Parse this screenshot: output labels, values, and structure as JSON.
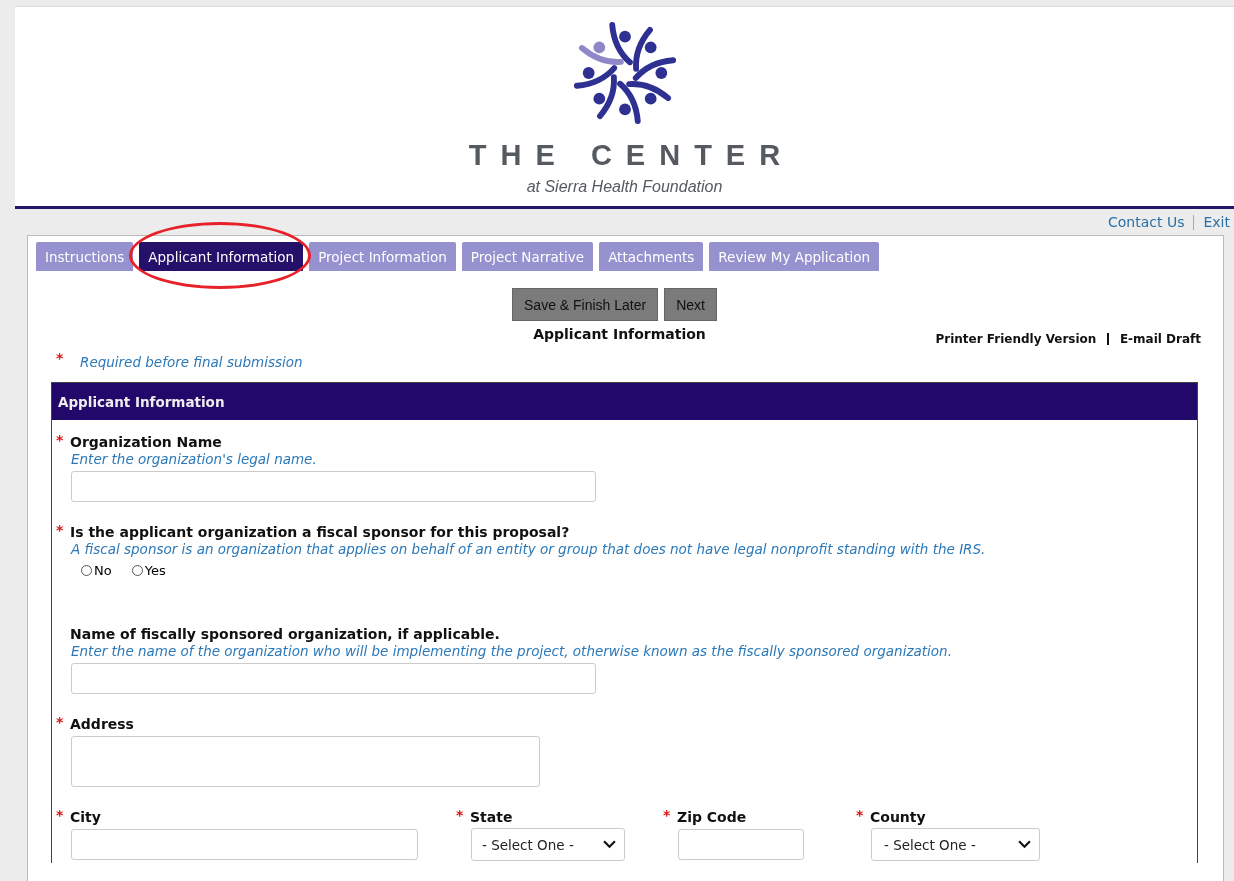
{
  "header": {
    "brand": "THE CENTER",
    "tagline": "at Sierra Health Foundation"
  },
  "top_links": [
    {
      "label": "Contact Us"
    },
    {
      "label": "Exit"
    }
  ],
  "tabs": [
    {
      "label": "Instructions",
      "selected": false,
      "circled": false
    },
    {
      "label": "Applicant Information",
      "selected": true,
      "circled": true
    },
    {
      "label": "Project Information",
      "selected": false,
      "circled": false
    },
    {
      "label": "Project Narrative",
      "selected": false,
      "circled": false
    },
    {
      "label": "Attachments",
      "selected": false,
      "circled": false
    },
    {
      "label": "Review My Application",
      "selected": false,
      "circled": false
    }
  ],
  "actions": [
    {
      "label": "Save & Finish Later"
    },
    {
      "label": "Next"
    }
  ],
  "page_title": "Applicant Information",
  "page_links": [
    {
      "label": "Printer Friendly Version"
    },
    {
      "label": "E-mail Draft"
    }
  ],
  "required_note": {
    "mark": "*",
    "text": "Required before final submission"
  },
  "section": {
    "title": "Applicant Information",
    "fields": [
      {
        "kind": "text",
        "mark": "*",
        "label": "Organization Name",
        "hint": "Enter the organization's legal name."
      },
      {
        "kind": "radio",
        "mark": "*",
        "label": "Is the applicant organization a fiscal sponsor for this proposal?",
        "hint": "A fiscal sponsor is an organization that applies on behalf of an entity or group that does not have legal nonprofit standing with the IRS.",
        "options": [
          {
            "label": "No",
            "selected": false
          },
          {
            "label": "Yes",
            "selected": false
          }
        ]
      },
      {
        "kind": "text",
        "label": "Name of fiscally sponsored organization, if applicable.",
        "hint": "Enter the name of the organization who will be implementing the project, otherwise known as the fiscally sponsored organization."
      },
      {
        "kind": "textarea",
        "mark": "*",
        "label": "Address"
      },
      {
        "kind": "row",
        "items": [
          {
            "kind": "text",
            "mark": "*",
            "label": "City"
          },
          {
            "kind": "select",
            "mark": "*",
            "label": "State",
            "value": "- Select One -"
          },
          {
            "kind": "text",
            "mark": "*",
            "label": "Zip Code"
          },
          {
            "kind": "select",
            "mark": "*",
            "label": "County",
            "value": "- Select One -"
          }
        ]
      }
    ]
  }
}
==
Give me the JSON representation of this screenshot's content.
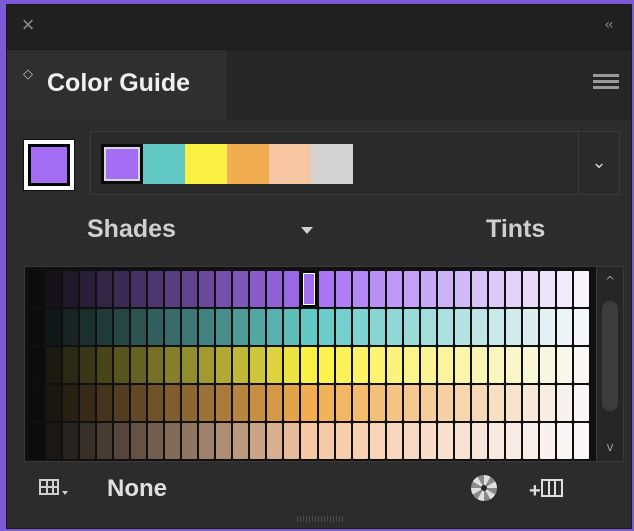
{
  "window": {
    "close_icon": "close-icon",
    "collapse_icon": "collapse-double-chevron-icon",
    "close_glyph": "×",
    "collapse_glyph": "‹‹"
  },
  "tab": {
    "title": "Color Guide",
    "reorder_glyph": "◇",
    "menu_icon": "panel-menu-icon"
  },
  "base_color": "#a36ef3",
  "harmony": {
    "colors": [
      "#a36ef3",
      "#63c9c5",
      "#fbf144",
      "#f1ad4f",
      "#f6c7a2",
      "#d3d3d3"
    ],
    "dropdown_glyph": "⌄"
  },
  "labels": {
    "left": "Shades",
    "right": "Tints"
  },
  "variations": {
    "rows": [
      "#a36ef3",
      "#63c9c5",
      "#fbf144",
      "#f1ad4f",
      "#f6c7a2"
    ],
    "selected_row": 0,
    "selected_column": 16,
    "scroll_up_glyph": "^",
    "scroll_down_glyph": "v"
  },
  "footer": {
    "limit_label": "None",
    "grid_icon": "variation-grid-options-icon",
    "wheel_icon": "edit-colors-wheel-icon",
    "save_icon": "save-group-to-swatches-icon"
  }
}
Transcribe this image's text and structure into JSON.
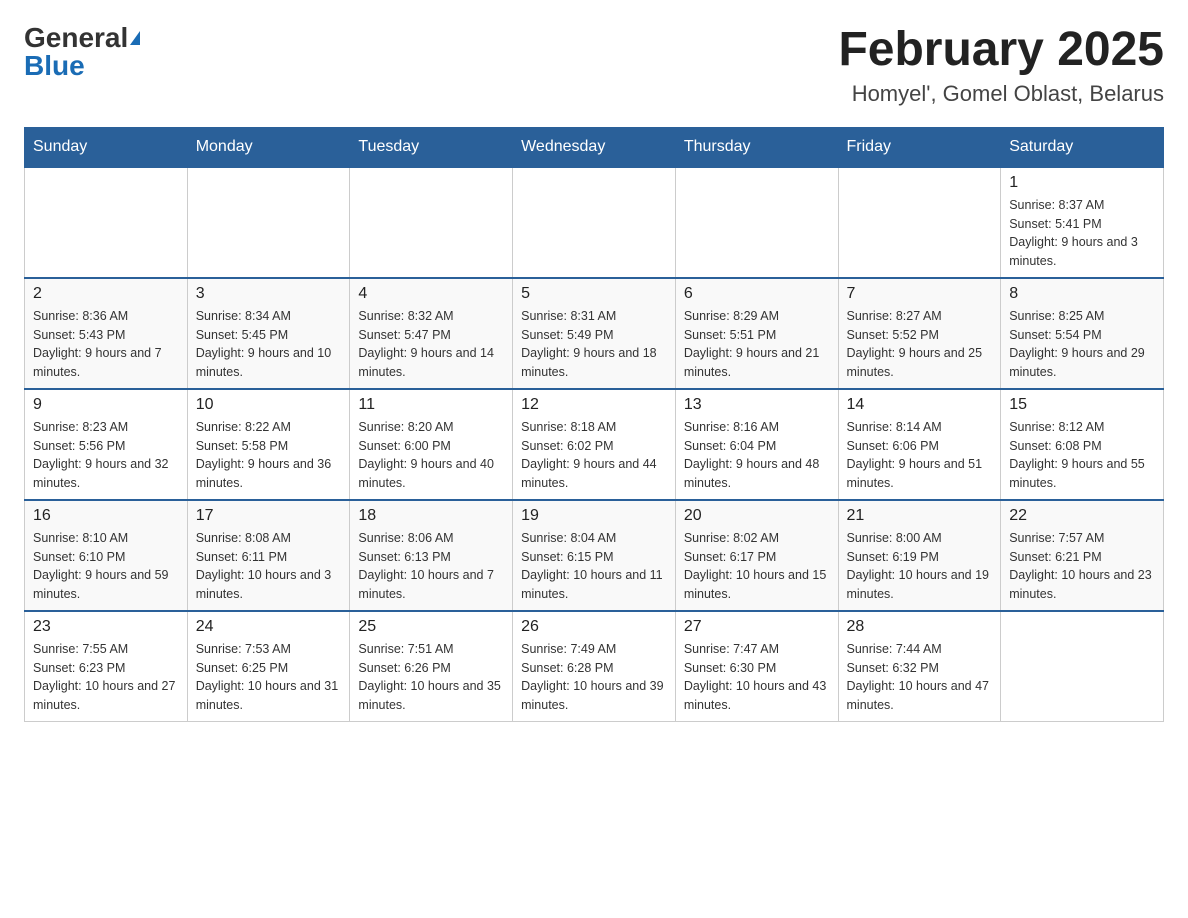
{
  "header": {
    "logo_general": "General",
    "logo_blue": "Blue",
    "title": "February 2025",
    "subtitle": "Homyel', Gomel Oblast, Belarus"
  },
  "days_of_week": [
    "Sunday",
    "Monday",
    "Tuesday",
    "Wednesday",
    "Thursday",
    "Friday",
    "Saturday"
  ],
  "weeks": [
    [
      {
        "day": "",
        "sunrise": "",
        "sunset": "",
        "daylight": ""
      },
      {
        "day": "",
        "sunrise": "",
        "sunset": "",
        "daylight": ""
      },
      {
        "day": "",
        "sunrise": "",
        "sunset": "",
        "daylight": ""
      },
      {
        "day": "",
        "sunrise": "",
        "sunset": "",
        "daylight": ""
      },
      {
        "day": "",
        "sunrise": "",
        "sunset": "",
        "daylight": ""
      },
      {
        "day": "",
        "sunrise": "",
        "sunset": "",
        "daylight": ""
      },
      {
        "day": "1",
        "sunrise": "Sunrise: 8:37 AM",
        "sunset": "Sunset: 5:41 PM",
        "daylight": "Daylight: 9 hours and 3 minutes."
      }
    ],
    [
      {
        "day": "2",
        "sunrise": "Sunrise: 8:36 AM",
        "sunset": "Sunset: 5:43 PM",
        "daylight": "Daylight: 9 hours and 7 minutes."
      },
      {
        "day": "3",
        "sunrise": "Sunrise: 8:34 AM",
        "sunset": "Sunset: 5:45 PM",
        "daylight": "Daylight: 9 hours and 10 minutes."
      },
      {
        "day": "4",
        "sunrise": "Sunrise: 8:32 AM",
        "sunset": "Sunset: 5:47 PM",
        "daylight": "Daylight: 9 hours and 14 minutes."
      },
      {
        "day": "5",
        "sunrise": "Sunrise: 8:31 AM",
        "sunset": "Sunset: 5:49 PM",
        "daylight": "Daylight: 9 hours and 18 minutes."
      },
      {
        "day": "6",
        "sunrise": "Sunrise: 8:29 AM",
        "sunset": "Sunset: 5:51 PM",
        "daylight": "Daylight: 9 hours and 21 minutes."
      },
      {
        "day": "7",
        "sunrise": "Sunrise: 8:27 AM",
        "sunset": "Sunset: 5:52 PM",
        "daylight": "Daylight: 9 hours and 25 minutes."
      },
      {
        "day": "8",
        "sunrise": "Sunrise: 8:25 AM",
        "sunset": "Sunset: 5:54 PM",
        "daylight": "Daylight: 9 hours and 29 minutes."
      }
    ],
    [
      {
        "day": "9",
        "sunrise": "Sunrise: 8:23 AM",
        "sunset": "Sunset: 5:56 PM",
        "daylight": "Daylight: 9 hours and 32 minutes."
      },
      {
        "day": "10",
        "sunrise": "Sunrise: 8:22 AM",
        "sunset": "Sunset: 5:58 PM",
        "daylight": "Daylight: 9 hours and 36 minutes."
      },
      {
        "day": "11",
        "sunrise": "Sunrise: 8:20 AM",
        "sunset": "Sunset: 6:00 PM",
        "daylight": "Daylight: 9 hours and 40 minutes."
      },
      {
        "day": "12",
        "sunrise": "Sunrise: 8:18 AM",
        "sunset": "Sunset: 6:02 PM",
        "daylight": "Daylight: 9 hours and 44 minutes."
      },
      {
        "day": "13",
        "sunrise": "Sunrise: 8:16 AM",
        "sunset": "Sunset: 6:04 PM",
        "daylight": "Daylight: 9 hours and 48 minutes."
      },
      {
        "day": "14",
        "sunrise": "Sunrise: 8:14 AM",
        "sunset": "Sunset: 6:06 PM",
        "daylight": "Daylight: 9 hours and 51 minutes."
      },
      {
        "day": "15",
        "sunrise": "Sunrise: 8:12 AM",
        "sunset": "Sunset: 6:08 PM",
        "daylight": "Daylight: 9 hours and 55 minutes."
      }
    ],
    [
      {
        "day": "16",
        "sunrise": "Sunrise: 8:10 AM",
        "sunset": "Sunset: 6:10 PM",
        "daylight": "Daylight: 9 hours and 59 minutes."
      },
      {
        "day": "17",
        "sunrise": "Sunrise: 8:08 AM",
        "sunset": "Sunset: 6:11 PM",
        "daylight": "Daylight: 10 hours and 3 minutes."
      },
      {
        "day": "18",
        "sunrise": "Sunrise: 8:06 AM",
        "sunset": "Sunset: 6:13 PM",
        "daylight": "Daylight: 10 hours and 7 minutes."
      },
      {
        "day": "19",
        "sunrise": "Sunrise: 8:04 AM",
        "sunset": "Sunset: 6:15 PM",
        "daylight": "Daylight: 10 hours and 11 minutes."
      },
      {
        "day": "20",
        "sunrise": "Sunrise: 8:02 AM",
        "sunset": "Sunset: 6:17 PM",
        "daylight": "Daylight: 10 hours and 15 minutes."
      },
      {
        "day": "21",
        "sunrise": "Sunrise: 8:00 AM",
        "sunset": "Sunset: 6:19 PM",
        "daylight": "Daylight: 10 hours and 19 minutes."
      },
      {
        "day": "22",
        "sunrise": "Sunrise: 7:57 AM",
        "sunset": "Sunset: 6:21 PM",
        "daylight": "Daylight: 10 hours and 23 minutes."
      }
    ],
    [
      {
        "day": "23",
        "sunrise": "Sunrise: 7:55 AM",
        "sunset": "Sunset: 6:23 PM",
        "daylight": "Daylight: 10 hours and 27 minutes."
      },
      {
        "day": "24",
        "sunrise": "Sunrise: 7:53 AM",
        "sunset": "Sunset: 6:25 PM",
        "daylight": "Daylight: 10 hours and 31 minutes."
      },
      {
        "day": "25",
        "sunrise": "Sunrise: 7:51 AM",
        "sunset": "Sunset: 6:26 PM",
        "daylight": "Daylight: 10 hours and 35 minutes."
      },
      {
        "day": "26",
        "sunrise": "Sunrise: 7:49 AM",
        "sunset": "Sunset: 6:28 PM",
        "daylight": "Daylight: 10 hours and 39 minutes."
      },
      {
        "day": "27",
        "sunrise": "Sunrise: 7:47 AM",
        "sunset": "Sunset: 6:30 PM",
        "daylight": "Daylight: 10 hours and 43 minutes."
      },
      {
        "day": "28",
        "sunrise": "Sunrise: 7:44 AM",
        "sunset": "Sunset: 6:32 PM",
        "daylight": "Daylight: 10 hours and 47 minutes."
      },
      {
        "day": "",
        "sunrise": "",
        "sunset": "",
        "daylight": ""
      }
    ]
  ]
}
==
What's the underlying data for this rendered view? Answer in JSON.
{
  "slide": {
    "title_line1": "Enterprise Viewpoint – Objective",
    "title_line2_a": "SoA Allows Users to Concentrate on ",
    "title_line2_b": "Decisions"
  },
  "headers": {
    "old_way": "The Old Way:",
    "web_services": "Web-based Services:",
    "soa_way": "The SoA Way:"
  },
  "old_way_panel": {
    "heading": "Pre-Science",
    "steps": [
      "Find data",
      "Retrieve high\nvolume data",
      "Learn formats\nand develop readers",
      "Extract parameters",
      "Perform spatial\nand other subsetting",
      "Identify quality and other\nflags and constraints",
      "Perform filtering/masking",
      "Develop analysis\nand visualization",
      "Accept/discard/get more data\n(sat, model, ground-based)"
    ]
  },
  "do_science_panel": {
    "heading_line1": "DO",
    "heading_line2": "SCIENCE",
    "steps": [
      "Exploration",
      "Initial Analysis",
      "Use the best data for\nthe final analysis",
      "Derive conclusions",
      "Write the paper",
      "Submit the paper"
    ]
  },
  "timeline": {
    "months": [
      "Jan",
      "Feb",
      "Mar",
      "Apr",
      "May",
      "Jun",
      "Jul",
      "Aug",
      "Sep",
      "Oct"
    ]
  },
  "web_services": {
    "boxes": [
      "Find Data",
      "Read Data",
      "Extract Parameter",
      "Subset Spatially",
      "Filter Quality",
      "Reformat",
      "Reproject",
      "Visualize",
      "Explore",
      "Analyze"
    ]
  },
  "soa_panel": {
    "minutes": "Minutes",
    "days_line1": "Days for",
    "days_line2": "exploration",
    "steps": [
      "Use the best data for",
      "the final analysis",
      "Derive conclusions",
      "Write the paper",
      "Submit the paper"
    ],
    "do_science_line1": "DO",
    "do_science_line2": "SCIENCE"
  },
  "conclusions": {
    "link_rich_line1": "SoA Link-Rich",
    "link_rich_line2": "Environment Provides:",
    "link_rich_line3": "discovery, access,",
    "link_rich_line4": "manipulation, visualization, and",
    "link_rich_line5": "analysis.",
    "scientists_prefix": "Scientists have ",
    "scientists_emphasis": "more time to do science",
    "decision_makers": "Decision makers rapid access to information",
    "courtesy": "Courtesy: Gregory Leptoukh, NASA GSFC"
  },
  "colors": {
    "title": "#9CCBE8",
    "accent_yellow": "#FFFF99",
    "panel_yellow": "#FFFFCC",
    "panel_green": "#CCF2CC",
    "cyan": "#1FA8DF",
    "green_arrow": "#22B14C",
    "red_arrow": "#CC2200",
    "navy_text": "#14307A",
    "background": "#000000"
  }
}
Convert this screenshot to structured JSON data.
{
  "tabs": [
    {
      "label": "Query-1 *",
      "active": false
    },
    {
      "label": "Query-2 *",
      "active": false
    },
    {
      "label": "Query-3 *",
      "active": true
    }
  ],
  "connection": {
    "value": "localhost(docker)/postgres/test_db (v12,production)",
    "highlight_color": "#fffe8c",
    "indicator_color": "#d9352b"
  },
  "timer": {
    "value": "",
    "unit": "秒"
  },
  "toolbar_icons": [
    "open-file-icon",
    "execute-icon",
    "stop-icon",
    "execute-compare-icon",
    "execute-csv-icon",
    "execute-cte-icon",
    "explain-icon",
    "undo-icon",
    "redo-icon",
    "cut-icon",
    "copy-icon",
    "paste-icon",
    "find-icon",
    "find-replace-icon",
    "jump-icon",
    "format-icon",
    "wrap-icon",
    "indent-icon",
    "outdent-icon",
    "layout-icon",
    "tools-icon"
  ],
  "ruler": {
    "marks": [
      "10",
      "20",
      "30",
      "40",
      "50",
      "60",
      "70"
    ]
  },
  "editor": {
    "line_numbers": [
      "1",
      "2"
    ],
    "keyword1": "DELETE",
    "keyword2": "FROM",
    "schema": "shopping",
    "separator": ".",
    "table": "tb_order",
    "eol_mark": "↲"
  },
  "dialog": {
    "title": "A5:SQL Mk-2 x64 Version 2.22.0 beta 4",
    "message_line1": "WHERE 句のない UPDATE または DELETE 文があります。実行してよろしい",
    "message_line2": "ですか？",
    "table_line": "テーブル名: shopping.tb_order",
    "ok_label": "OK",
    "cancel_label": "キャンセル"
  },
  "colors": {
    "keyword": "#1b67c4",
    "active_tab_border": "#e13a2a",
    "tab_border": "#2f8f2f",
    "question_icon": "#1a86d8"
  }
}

### Goal of the exercise
Only the number is wanted: how many lines in the entries above contain the word "JSON"?

### Answer to this problem
5